QUESTIONS:
**A)** Decide whether each statement agrees with the article on Eileen Brennan: (i) Brennan died at her home in Burbank; (ii) Brennan won an Oscar for Private Benjamin; (iii) Brennan's career began in Hollywood. Answer yes or no for each, quoting the article's deciding words exactly.
**B)** Please write the next part of the article on Eileen Brennan, starting after its last sentence.

DOCUMENT EXTRACT:
- Opening Delimiter -

Eileen Brennan was nominated for a Best Supporting Actress Oscar for her role in Private Benjamin

Eileen Brennan, the actress best known for her Oscar-nominated role as Goldie Hawn's tormentor in 1980 army comedy Private Benjamin, has died aged 80.

Her managers said she died on Sunday at her home in Burbank, Los Angeles after suffering from bladder cancer.

Brennan, who also appeared in The Last Picture Show and Clue, was known for her husky voice and spiky demeanour.

"Our world has lost a rare human," said Hawn in a statement in which she paid tribute to her "old friend".

"Eileen was a brilliant comedian, a powerful dramatic actress and had the voice of an angel."

Brennan earned a best supporting actress Oscar nomination for her role as US Army Captain Doreen Lewis in Private Benjamin.

She reprised the role in an adapted TV series from 1981 to 1983, winning an Emmy and a Golden Globe in the process.

Born Verla Eileen Regina Brennan in September 1932, Brennan began her career on the New York stage before heading to Hollywood in the late 1960s.

- Closing Delimiter -

STORED DATA:
- Opening Delimiter -

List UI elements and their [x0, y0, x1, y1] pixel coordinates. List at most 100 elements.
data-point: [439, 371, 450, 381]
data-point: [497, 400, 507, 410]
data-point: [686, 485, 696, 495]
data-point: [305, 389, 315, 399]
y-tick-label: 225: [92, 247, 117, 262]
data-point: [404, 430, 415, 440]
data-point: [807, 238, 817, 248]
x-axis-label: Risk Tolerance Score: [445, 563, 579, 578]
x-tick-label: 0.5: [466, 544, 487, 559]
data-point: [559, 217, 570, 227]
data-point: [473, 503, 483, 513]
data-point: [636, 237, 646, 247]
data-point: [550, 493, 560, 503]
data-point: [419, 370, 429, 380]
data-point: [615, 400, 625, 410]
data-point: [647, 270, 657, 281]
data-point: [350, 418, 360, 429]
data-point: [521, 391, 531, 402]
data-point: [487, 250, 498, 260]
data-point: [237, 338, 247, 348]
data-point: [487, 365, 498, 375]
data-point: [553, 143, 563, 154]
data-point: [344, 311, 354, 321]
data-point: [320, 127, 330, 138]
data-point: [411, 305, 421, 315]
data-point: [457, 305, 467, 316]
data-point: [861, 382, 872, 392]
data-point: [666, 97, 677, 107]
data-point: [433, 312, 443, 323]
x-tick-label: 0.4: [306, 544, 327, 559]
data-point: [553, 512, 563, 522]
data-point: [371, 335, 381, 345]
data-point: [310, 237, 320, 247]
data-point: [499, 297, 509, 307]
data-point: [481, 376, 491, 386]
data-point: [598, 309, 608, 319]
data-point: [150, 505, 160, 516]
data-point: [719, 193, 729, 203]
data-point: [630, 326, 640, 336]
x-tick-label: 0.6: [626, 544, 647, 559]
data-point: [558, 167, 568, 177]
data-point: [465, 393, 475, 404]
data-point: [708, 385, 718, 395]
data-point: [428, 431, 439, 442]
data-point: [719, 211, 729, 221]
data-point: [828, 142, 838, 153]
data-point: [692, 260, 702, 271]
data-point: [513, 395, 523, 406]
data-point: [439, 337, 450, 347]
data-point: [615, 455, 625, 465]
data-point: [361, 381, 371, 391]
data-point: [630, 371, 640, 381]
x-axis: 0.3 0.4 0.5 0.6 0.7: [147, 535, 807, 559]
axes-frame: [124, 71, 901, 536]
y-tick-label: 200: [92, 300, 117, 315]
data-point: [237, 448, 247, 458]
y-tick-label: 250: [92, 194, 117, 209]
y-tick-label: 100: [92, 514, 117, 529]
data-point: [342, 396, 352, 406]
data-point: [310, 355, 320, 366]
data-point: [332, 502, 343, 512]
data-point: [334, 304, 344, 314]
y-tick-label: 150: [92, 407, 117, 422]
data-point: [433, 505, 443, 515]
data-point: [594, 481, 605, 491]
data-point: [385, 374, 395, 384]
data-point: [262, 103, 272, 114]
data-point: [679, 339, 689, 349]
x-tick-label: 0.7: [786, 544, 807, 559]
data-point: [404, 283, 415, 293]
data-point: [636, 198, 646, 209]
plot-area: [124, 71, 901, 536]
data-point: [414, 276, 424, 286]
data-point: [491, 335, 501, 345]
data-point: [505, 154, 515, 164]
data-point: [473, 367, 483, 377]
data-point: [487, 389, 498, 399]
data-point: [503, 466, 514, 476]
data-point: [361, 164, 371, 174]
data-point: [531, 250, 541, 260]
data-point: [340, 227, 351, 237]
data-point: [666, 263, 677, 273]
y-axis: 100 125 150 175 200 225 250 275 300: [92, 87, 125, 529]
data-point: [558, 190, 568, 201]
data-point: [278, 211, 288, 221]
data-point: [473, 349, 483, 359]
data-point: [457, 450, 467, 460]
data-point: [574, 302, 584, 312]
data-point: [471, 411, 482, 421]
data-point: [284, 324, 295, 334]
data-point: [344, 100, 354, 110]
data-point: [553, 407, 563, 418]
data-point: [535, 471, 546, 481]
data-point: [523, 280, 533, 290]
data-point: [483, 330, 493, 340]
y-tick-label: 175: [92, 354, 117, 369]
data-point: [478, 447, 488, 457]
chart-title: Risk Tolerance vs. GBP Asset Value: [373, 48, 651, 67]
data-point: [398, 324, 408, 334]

- Closing Delimiter -

ANSWERS PER TASK:
**A)**
(i) Yes: "she died on Sunday at her home in Burbank, Los Angeles"
(ii) No: "Brennan earned a best supporting actress Oscar nomination for her role as US Army Captain Doreen Lewis in Private Benjamin."
(iii) No: "Brennan began her career on the New York stage before heading to Hollywood in the late 1960s."

**B)**
Image caption,

Brennan was born Verla Eileen Regina Brennan in September 1932

After appearing alongside Hawn in the first series of Rowan and Martin's Laugh-In, she was singled out for praise and a Bafta nomination, for her role as careworn waitress Genevieve in The Last Picture Show.

Brennan continued her association with its director, Peter Bogdanovich, by appearing in his films Daisy Miller and At Long Last Love.

She was also seen in comic roles in Murder By Death and The Cheap Detective, appearing in both alongside the late Peter Falk.

Brennan was seriously injured in 1982 when she was hit by a car after a dinner with Goldie Hawn in Los Angeles.

The actress became dependent on painkillers as a result and later entered the Betty Ford clinic to cure her addiction.

She returned to the screen in 1985's Clue, a murder spoof inspired by the board game known in the UK as Cluedo.

In later life she gave supporting turns in such films as Jeepers Creepers, Miss Congeniality 2 and TV's Will and Grace.

"I love meanies... because they have no sense of humour," Brennan told the Associated Press in 1988.

"If we can't laugh at ourselves and the human condition, we're going to be mean."

The actress is survived by her ex-husband, David John Lampson, and their two sons, Patrick and Sam.

In a statement, her family remembered her as "funny and caring and truly one of a kind".